[start EXERCISE MATERIALS]

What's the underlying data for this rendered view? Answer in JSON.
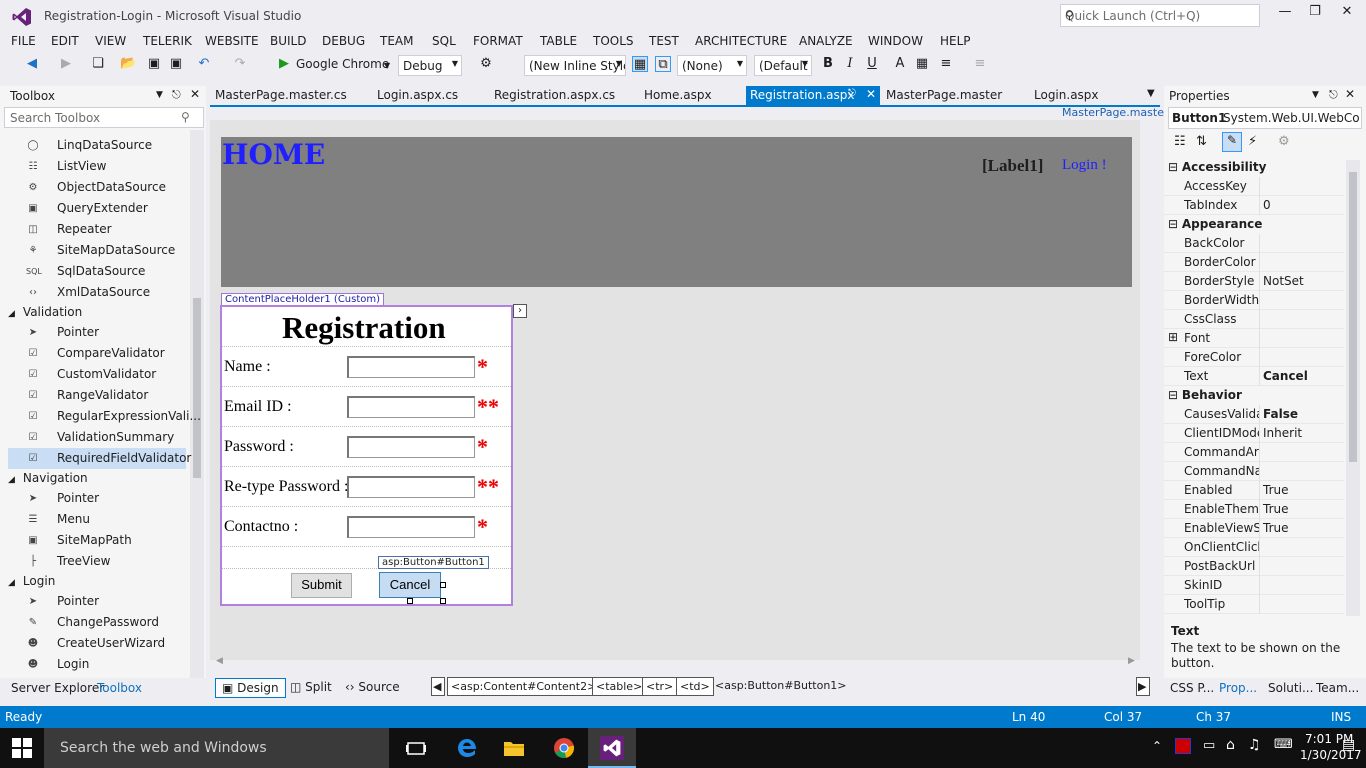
{
  "window": {
    "title": "Registration-Login - Microsoft Visual Studio",
    "quick_launch_placeholder": "Quick Launch (Ctrl+Q)"
  },
  "menu": [
    "FILE",
    "EDIT",
    "VIEW",
    "TELERIK",
    "WEBSITE",
    "BUILD",
    "DEBUG",
    "TEAM",
    "SQL",
    "FORMAT",
    "TABLE",
    "TOOLS",
    "TEST",
    "ARCHITECTURE",
    "ANALYZE",
    "WINDOW",
    "HELP"
  ],
  "toolbar": {
    "run_target": "Google Chrome",
    "config": "Debug",
    "style_combo": "(New Inline Style",
    "target_rule": "(None)",
    "font_combo": "(Default",
    "bold": "B",
    "italic": "I",
    "underline": "U"
  },
  "toolbox": {
    "title": "Toolbox",
    "search_placeholder": "Search Toolbox",
    "items_data": [
      "LinqDataSource",
      "ListView",
      "ObjectDataSource",
      "QueryExtender",
      "Repeater",
      "SiteMapDataSource",
      "SqlDataSource",
      "XmlDataSource"
    ],
    "cat_validation": "Validation",
    "items_validation": [
      "Pointer",
      "CompareValidator",
      "CustomValidator",
      "RangeValidator",
      "RegularExpressionVali...",
      "ValidationSummary",
      "RequiredFieldValidator"
    ],
    "cat_navigation": "Navigation",
    "items_navigation": [
      "Pointer",
      "Menu",
      "SiteMapPath",
      "TreeView"
    ],
    "cat_login": "Login",
    "items_login": [
      "Pointer",
      "ChangePassword",
      "CreateUserWizard",
      "Login"
    ],
    "bottom_tabs": [
      "Server Explorer",
      "Toolbox"
    ]
  },
  "doc_tabs": [
    "MasterPage.master.cs",
    "Login.aspx.cs",
    "Registration.aspx.cs",
    "Home.aspx",
    "Registration.aspx",
    "MasterPage.master",
    "Login.aspx"
  ],
  "master_link": "MasterPage.master",
  "design": {
    "home": "HOME",
    "label1": "[Label1]",
    "login_link": "Login !",
    "cph_tag": "ContentPlaceHolder1 (Custom)",
    "reg_title": "Registration",
    "fields": [
      {
        "label": "Name :",
        "stars": "*"
      },
      {
        "label": "Email ID :",
        "stars": "**"
      },
      {
        "label": "Password :",
        "stars": "*"
      },
      {
        "label": "Re-type Password :",
        "stars": "**"
      },
      {
        "label": "Contactno :",
        "stars": "*"
      }
    ],
    "submit": "Submit",
    "cancel": "Cancel",
    "button_tag": "asp:Button#Button1"
  },
  "view_tabs": [
    "Design",
    "Split",
    "Source"
  ],
  "breadcrumbs": [
    "<asp:Content#Content2>",
    "<table>",
    "<tr>",
    "<td>",
    "<asp:Button#Button1>"
  ],
  "properties": {
    "title": "Properties",
    "object": "Button1",
    "object_type": "System.Web.UI.WebCo",
    "rows": [
      {
        "type": "cat",
        "label": "Accessibility"
      },
      {
        "k": "AccessKey",
        "v": ""
      },
      {
        "k": "TabIndex",
        "v": "0"
      },
      {
        "type": "cat",
        "label": "Appearance"
      },
      {
        "k": "BackColor",
        "v": ""
      },
      {
        "k": "BorderColor",
        "v": ""
      },
      {
        "k": "BorderStyle",
        "v": "NotSet"
      },
      {
        "k": "BorderWidth",
        "v": ""
      },
      {
        "k": "CssClass",
        "v": ""
      },
      {
        "k": "Font",
        "v": ""
      },
      {
        "k": "ForeColor",
        "v": ""
      },
      {
        "k": "Text",
        "v": "Cancel",
        "bold": true
      },
      {
        "type": "cat",
        "label": "Behavior"
      },
      {
        "k": "CausesValidati",
        "v": "False",
        "bold": true
      },
      {
        "k": "ClientIDMode",
        "v": "Inherit"
      },
      {
        "k": "CommandArg",
        "v": ""
      },
      {
        "k": "CommandNar",
        "v": ""
      },
      {
        "k": "Enabled",
        "v": "True"
      },
      {
        "k": "EnableThemin",
        "v": "True"
      },
      {
        "k": "EnableViewSta",
        "v": "True"
      },
      {
        "k": "OnClientClick",
        "v": ""
      },
      {
        "k": "PostBackUrl",
        "v": ""
      },
      {
        "k": "SkinID",
        "v": ""
      },
      {
        "k": "ToolTip",
        "v": ""
      }
    ],
    "desc_title": "Text",
    "desc_text": "The text to be shown on the button.",
    "bottom_tabs": [
      "CSS P...",
      "Prop...",
      "Soluti...",
      "Team..."
    ]
  },
  "status": {
    "ready": "Ready",
    "ln": "Ln 40",
    "col": "Col 37",
    "ch": "Ch 37",
    "ins": "INS"
  },
  "taskbar": {
    "search": "Search the web and Windows",
    "time": "7:01 PM",
    "date": "1/30/2017"
  },
  "colors": {
    "accent": "#007acc",
    "banner": "#808080",
    "link": "#2020ff",
    "required": "#e00000"
  }
}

[end EXERCISE MATERIALS]

Write out the whole listing again, exactly, with no pictures.

* EXERCISE RESULT:
What's the underlying data for this rendered view? Answer in JSON.
{
  "window": {
    "title": "Registration-Login - Microsoft Visual Studio",
    "quick_launch_placeholder": "Quick Launch (Ctrl+Q)"
  },
  "menu": [
    "FILE",
    "EDIT",
    "VIEW",
    "TELERIK",
    "WEBSITE",
    "BUILD",
    "DEBUG",
    "TEAM",
    "SQL",
    "FORMAT",
    "TABLE",
    "TOOLS",
    "TEST",
    "ARCHITECTURE",
    "ANALYZE",
    "WINDOW",
    "HELP"
  ],
  "toolbar": {
    "run_target": "Google Chrome",
    "config": "Debug",
    "style_combo": "(New Inline Style",
    "target_rule": "(None)",
    "font_combo": "(Default",
    "bold": "B",
    "italic": "I",
    "underline": "U"
  },
  "toolbox": {
    "title": "Toolbox",
    "search_placeholder": "Search Toolbox",
    "items_data": [
      "LinqDataSource",
      "ListView",
      "ObjectDataSource",
      "QueryExtender",
      "Repeater",
      "SiteMapDataSource",
      "SqlDataSource",
      "XmlDataSource"
    ],
    "cat_validation": "Validation",
    "items_validation": [
      "Pointer",
      "CompareValidator",
      "CustomValidator",
      "RangeValidator",
      "RegularExpressionVali...",
      "ValidationSummary",
      "RequiredFieldValidator"
    ],
    "cat_navigation": "Navigation",
    "items_navigation": [
      "Pointer",
      "Menu",
      "SiteMapPath",
      "TreeView"
    ],
    "cat_login": "Login",
    "items_login": [
      "Pointer",
      "ChangePassword",
      "CreateUserWizard",
      "Login"
    ],
    "bottom_tabs": [
      "Server Explorer",
      "Toolbox"
    ]
  },
  "doc_tabs": [
    "MasterPage.master.cs",
    "Login.aspx.cs",
    "Registration.aspx.cs",
    "Home.aspx",
    "Registration.aspx",
    "MasterPage.master",
    "Login.aspx"
  ],
  "master_link": "MasterPage.master",
  "design": {
    "home": "HOME",
    "label1": "[Label1]",
    "login_link": "Login !",
    "cph_tag": "ContentPlaceHolder1 (Custom)",
    "reg_title": "Registration",
    "fields": [
      {
        "label": "Name :",
        "stars": "*"
      },
      {
        "label": "Email ID :",
        "stars": "**"
      },
      {
        "label": "Password :",
        "stars": "*"
      },
      {
        "label": "Re-type Password :",
        "stars": "**"
      },
      {
        "label": "Contactno :",
        "stars": "*"
      }
    ],
    "submit": "Submit",
    "cancel": "Cancel",
    "button_tag": "asp:Button#Button1"
  },
  "view_tabs": [
    "Design",
    "Split",
    "Source"
  ],
  "breadcrumbs": [
    "<asp:Content#Content2>",
    "<table>",
    "<tr>",
    "<td>",
    "<asp:Button#Button1>"
  ],
  "properties": {
    "title": "Properties",
    "object": "Button1",
    "object_type": "System.Web.UI.WebCo",
    "rows": [
      {
        "type": "cat",
        "label": "Accessibility"
      },
      {
        "k": "AccessKey",
        "v": ""
      },
      {
        "k": "TabIndex",
        "v": "0"
      },
      {
        "type": "cat",
        "label": "Appearance"
      },
      {
        "k": "BackColor",
        "v": ""
      },
      {
        "k": "BorderColor",
        "v": ""
      },
      {
        "k": "BorderStyle",
        "v": "NotSet"
      },
      {
        "k": "BorderWidth",
        "v": ""
      },
      {
        "k": "CssClass",
        "v": ""
      },
      {
        "k": "Font",
        "v": ""
      },
      {
        "k": "ForeColor",
        "v": ""
      },
      {
        "k": "Text",
        "v": "Cancel",
        "bold": true
      },
      {
        "type": "cat",
        "label": "Behavior"
      },
      {
        "k": "CausesValidati",
        "v": "False",
        "bold": true
      },
      {
        "k": "ClientIDMode",
        "v": "Inherit"
      },
      {
        "k": "CommandArg",
        "v": ""
      },
      {
        "k": "CommandNar",
        "v": ""
      },
      {
        "k": "Enabled",
        "v": "True"
      },
      {
        "k": "EnableThemin",
        "v": "True"
      },
      {
        "k": "EnableViewSta",
        "v": "True"
      },
      {
        "k": "OnClientClick",
        "v": ""
      },
      {
        "k": "PostBackUrl",
        "v": ""
      },
      {
        "k": "SkinID",
        "v": ""
      },
      {
        "k": "ToolTip",
        "v": ""
      }
    ],
    "desc_title": "Text",
    "desc_text": "The text to be shown on the button.",
    "bottom_tabs": [
      "CSS P...",
      "Prop...",
      "Soluti...",
      "Team..."
    ]
  },
  "status": {
    "ready": "Ready",
    "ln": "Ln 40",
    "col": "Col 37",
    "ch": "Ch 37",
    "ins": "INS"
  },
  "taskbar": {
    "search": "Search the web and Windows",
    "time": "7:01 PM",
    "date": "1/30/2017"
  },
  "colors": {
    "accent": "#007acc",
    "banner": "#808080",
    "link": "#2020ff",
    "required": "#e00000"
  }
}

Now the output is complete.